● **Data**:

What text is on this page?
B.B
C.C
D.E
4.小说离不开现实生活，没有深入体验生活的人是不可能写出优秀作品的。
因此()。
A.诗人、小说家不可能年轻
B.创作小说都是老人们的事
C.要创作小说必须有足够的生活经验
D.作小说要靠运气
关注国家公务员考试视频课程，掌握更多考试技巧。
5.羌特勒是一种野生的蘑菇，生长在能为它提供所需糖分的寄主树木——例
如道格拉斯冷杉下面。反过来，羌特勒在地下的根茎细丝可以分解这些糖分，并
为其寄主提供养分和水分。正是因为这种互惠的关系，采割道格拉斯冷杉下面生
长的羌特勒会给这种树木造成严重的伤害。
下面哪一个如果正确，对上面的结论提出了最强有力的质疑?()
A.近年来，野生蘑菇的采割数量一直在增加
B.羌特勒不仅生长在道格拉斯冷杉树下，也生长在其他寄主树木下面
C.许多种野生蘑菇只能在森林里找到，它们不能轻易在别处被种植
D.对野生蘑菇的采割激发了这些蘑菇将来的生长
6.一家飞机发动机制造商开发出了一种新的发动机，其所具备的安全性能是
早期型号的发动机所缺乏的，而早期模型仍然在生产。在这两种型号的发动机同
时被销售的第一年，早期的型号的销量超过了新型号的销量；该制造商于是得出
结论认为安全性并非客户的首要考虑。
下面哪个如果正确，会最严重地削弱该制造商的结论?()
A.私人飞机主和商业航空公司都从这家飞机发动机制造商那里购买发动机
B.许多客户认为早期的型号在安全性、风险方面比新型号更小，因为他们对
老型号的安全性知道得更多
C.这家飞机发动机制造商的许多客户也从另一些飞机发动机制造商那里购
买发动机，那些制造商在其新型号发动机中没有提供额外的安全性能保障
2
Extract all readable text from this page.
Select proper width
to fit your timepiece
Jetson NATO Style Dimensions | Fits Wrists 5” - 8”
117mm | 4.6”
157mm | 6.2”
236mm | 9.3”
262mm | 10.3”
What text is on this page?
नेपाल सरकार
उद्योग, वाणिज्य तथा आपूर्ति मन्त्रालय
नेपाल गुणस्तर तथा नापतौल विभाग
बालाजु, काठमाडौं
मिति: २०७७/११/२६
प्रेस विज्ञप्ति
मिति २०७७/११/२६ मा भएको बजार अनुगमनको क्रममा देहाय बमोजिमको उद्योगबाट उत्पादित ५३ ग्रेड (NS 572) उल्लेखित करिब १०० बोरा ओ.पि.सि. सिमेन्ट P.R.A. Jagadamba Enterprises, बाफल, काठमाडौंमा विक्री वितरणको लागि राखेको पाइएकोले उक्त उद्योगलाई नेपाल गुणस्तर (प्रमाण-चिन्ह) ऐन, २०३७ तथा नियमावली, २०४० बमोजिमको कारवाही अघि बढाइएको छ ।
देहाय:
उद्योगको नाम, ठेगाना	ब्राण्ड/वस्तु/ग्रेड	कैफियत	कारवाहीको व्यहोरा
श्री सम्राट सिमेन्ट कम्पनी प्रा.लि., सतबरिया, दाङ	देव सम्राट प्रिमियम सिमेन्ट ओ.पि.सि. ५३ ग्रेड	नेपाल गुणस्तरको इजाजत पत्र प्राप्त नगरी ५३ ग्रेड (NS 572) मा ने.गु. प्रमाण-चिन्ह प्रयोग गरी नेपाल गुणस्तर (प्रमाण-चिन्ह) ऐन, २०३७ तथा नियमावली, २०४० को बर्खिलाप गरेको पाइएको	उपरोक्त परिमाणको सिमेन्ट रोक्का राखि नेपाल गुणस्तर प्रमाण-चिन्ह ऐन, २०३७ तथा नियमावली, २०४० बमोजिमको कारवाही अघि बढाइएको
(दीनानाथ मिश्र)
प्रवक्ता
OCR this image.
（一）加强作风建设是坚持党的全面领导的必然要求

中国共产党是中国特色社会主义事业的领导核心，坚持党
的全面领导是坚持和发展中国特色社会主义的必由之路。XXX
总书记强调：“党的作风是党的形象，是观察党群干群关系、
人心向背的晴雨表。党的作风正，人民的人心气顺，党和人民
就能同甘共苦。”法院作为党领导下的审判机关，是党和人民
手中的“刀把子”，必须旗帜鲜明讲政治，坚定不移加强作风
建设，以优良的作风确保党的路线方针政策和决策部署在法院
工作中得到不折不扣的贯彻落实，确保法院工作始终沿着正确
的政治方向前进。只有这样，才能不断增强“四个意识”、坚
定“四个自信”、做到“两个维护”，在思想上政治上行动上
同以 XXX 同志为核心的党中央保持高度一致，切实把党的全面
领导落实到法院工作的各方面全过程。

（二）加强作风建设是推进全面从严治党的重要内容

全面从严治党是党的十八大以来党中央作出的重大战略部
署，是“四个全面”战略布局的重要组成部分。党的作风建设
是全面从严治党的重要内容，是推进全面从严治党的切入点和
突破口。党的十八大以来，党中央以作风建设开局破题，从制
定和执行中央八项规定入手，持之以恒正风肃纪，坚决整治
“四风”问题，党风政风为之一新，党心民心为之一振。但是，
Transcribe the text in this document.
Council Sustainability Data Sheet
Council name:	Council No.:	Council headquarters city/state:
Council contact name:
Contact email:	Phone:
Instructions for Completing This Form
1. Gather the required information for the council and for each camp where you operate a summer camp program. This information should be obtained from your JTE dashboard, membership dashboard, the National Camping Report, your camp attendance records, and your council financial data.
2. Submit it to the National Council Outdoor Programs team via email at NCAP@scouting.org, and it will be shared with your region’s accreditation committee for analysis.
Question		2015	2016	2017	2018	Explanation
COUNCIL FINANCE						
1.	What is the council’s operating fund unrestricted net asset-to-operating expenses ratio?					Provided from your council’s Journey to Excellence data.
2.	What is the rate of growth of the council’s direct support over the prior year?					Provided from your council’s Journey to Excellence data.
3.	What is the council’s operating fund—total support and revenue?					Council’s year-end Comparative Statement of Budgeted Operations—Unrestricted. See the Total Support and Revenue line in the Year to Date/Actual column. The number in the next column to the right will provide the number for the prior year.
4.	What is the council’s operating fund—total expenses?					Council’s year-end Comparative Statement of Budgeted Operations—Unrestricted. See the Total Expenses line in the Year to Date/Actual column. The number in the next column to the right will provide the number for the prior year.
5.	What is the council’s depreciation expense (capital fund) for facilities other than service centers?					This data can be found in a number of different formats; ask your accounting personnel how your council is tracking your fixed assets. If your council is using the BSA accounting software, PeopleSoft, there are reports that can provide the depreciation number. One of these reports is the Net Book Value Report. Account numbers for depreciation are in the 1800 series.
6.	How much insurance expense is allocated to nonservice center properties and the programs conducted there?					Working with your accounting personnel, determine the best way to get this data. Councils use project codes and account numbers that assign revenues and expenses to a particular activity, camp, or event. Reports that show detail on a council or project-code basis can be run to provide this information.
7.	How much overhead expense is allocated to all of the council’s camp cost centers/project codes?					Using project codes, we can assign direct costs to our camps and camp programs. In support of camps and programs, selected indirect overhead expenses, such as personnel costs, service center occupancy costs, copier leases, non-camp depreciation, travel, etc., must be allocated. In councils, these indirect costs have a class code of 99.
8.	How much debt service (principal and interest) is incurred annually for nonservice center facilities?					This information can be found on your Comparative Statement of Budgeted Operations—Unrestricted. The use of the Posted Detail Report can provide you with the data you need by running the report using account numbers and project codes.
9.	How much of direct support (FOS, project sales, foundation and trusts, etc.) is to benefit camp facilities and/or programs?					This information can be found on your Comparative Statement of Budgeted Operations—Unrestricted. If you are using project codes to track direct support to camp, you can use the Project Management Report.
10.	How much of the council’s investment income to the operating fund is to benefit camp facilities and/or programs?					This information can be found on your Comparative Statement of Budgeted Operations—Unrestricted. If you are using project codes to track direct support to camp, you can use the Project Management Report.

● **What is expected**: Identify the lines of the entries containing the string "assign". Copy each such line.

● **Answer below**:
6.	How much insurance expense is allocated to nonservice center properties and the programs conducted there?					Working with your accounting personnel, determine the best way to get this data. Councils use project codes and account numbers that assign revenues and expenses to a particular activity, camp, or event. Reports that show detail on a council or project-code basis can be run to provide this information.
7.	How much overhead expense is allocated to all of the council’s camp cost centers/project codes?					Using project codes, we can assign direct costs to our camps and camp programs. In support of camps and programs, selected indirect overhead expenses, such as personnel costs, service center occupancy costs, copier leases, non-camp depreciation, travel, etc., must be allocated. In councils, these indirect costs have a class code of 99.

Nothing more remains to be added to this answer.